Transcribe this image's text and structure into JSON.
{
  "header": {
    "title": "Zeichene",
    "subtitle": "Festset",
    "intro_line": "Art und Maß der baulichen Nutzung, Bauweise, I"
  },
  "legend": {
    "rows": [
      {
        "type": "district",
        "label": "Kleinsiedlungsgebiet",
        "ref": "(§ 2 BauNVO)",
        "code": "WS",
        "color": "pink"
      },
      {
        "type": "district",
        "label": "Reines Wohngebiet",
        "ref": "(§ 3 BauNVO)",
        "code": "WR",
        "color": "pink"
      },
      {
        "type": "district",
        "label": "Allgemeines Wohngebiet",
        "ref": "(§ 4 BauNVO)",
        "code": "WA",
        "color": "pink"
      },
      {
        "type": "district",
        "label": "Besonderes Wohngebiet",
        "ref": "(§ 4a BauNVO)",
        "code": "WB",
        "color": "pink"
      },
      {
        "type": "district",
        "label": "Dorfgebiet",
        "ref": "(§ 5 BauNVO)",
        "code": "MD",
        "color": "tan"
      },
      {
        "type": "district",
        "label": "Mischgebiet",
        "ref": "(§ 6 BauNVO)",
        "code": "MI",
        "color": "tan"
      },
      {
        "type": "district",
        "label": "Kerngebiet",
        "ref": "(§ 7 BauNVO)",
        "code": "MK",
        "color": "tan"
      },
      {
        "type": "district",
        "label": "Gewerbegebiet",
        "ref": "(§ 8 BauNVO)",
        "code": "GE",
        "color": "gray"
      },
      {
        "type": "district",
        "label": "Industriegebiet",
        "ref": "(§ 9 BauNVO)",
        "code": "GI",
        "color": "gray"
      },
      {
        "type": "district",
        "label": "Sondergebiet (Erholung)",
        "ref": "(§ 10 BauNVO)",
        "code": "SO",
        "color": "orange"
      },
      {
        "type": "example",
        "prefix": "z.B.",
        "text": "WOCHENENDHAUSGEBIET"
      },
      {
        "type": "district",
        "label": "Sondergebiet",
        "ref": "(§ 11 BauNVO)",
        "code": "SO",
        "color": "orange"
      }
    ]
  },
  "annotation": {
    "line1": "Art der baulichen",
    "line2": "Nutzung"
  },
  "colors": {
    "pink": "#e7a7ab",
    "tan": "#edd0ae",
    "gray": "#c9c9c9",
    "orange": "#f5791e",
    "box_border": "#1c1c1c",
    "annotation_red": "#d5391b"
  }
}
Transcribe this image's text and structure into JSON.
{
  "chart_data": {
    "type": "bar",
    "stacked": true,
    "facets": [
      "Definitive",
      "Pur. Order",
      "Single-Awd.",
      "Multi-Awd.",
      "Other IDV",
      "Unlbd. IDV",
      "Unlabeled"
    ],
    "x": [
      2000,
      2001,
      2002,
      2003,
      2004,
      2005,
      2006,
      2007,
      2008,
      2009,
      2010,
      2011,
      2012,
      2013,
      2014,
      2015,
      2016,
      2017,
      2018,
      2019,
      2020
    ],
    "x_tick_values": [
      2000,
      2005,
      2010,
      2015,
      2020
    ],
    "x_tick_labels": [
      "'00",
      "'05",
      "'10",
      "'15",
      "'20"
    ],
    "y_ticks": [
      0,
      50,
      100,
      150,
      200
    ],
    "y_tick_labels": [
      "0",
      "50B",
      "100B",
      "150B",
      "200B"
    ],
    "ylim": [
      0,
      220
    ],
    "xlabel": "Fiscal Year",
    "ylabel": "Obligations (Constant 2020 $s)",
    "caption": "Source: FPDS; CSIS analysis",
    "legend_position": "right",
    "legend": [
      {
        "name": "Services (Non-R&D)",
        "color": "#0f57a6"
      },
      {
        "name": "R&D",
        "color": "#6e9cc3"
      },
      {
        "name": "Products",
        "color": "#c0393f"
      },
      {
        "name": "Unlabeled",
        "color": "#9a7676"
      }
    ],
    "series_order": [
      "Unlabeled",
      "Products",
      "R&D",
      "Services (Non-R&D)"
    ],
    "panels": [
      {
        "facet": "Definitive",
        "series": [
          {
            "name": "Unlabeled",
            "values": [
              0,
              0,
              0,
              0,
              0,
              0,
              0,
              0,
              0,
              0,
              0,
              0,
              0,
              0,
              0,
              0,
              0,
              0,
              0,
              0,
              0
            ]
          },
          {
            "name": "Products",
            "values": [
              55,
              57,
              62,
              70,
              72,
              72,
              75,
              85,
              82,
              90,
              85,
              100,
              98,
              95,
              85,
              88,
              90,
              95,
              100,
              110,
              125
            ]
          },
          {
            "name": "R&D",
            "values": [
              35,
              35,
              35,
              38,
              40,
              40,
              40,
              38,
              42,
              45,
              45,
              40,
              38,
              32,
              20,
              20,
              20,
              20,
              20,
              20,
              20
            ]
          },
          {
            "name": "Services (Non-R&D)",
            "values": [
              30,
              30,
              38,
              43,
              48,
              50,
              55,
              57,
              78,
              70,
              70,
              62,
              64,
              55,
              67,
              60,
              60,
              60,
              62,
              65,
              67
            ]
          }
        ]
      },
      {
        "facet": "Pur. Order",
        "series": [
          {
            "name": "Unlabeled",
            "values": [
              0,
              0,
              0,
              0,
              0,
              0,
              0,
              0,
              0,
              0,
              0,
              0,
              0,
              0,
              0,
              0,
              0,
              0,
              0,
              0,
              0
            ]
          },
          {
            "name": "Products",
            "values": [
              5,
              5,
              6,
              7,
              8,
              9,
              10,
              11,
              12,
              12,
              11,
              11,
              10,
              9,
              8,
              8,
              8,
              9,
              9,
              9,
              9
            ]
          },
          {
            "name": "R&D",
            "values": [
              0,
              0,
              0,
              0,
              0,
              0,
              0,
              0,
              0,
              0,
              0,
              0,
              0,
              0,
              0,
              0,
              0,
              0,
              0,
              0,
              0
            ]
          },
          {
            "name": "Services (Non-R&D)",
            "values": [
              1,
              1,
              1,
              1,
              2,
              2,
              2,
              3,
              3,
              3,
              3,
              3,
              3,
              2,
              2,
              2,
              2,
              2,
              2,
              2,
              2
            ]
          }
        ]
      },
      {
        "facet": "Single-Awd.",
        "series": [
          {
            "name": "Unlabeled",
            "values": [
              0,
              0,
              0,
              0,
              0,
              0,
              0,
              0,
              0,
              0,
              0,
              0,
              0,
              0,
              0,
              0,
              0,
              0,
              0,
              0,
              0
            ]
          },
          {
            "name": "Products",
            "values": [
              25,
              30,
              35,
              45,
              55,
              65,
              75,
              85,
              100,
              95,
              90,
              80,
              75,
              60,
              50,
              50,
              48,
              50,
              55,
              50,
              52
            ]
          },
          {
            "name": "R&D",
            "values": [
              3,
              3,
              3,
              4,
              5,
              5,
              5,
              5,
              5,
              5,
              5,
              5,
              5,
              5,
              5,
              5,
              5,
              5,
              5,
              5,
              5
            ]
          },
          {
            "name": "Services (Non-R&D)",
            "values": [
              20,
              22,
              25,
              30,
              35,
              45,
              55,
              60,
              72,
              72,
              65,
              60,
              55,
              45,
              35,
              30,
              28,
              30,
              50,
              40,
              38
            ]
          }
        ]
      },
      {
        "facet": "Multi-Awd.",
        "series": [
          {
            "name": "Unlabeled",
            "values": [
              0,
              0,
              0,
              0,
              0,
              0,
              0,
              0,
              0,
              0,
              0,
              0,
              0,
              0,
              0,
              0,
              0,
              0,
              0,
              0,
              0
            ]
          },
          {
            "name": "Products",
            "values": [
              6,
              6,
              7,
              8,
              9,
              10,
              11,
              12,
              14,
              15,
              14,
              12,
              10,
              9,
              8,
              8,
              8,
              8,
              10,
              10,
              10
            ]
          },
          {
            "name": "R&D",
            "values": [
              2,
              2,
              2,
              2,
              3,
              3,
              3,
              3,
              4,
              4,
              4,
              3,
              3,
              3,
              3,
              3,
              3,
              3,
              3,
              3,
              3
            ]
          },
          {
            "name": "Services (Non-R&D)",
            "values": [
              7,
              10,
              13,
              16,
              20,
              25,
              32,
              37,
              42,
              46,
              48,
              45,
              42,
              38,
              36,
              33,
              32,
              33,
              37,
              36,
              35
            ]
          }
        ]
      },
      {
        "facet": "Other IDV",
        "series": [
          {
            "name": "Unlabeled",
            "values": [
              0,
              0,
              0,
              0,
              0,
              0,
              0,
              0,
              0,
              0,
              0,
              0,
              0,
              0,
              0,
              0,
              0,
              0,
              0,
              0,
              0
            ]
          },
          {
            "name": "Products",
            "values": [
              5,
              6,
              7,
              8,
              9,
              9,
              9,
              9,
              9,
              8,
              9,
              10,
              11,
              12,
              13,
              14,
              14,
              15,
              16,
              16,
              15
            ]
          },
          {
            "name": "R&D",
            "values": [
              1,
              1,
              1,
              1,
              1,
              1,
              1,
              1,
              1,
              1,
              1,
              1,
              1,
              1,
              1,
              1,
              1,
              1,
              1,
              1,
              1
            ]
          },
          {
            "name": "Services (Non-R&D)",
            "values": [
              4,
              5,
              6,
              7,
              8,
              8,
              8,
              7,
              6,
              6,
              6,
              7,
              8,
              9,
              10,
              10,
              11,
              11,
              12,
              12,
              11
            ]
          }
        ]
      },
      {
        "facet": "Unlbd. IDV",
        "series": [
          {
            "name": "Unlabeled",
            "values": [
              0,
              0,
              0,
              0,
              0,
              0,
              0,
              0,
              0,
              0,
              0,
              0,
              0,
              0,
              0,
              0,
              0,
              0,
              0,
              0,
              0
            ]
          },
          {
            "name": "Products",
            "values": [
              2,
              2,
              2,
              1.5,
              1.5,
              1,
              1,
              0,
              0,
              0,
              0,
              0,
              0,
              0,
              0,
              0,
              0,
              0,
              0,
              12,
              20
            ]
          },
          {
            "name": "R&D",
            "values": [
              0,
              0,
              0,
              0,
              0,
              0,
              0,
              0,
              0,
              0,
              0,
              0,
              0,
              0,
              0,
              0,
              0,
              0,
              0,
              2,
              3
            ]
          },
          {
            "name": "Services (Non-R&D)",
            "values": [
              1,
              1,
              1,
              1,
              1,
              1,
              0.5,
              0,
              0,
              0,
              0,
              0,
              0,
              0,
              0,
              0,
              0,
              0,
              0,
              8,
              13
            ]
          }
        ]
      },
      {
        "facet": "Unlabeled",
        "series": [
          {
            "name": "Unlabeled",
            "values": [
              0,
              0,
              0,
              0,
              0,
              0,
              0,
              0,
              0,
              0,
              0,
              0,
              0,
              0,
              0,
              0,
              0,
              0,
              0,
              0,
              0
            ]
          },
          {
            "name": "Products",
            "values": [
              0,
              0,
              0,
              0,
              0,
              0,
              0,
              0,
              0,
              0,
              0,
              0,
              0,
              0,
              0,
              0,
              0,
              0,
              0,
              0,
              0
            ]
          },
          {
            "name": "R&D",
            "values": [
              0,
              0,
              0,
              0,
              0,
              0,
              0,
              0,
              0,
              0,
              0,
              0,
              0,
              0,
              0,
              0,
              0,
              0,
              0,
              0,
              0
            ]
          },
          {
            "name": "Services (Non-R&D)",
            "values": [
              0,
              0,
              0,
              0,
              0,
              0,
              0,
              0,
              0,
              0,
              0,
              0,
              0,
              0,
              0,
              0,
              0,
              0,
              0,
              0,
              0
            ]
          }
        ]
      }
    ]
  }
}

#### YOUR OBJECTIVE:
Report each line in the data that holds the word "Sondergebiet".

#### EXERCISE OUTPUT:
        "label": "Sondergebiet (Erholung)",
        "label": "Sondergebiet",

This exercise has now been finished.